Dataset excerpts
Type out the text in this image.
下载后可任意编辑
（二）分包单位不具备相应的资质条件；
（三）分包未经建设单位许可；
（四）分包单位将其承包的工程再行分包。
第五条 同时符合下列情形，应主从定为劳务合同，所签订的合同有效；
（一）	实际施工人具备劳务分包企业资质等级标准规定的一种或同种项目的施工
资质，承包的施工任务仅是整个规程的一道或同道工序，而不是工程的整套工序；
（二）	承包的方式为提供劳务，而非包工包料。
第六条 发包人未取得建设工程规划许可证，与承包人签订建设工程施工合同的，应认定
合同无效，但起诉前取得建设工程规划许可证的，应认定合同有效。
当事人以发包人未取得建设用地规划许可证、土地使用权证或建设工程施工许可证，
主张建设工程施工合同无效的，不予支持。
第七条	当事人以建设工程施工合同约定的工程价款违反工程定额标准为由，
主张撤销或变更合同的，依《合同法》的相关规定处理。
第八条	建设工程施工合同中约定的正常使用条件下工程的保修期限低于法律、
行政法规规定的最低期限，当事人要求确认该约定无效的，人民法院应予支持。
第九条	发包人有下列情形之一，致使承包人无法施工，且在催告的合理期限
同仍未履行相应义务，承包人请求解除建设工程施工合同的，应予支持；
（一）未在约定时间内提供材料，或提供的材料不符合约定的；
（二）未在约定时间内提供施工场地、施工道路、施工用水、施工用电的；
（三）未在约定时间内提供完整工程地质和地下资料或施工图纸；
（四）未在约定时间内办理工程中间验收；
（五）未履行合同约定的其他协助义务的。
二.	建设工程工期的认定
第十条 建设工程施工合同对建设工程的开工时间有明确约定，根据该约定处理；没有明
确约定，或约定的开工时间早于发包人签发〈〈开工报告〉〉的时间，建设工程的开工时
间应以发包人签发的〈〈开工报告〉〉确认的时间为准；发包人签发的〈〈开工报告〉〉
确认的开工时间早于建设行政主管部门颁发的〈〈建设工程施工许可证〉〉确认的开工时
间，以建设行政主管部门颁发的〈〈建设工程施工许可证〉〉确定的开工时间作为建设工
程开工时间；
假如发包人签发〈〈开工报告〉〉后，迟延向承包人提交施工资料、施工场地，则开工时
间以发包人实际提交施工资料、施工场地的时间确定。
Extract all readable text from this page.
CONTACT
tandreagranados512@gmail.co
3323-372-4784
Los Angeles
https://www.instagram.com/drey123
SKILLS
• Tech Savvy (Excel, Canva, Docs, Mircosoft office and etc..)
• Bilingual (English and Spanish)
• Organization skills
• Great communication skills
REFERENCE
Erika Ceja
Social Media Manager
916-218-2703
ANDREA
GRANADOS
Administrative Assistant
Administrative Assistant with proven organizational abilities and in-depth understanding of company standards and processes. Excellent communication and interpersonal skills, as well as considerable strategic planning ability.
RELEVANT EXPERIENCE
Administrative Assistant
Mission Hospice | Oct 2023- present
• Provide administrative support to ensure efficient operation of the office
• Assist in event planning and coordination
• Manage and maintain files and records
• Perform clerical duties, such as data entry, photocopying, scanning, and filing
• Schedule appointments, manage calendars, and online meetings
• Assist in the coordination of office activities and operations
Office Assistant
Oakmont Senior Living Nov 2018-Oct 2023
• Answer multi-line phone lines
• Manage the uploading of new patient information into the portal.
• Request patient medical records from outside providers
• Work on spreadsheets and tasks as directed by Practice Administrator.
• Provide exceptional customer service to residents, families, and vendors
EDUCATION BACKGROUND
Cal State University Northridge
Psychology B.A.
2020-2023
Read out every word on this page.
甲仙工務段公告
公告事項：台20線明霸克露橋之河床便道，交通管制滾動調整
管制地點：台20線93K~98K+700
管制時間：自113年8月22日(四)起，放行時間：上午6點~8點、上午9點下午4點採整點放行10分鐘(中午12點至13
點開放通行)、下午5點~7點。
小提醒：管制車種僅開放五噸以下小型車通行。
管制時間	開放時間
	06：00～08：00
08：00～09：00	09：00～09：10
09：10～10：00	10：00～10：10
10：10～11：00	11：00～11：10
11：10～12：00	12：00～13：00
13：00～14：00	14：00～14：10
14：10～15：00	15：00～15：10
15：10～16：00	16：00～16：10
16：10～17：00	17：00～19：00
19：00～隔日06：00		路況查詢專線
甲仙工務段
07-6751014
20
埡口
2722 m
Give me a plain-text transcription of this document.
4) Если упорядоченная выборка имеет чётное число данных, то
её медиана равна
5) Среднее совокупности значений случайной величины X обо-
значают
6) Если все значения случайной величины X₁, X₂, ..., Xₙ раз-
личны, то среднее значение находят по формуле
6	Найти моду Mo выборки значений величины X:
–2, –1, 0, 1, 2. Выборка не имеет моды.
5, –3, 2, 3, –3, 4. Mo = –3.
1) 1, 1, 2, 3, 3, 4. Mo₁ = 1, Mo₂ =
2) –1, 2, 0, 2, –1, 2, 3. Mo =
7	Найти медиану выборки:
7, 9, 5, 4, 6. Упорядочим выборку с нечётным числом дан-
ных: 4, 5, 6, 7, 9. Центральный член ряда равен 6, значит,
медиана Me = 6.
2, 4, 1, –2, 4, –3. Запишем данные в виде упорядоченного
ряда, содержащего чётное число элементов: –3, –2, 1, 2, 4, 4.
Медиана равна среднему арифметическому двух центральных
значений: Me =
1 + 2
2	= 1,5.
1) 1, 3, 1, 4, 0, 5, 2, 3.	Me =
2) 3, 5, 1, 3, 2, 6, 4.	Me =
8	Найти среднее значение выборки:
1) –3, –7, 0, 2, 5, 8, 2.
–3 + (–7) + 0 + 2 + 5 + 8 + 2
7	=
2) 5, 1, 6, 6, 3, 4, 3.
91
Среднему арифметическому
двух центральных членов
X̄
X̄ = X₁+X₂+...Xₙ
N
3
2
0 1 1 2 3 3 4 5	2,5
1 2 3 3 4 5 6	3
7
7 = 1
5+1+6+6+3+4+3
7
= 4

Required work
Copy out each line in the preceding records that contains "planning".

Written answer
Administrative Assistant with proven organizational abilities and in-depth understanding of company standards and processes. Excellent communication and interpersonal skills, as well as considerable strategic planning ability.
• Assist in event planning and coordination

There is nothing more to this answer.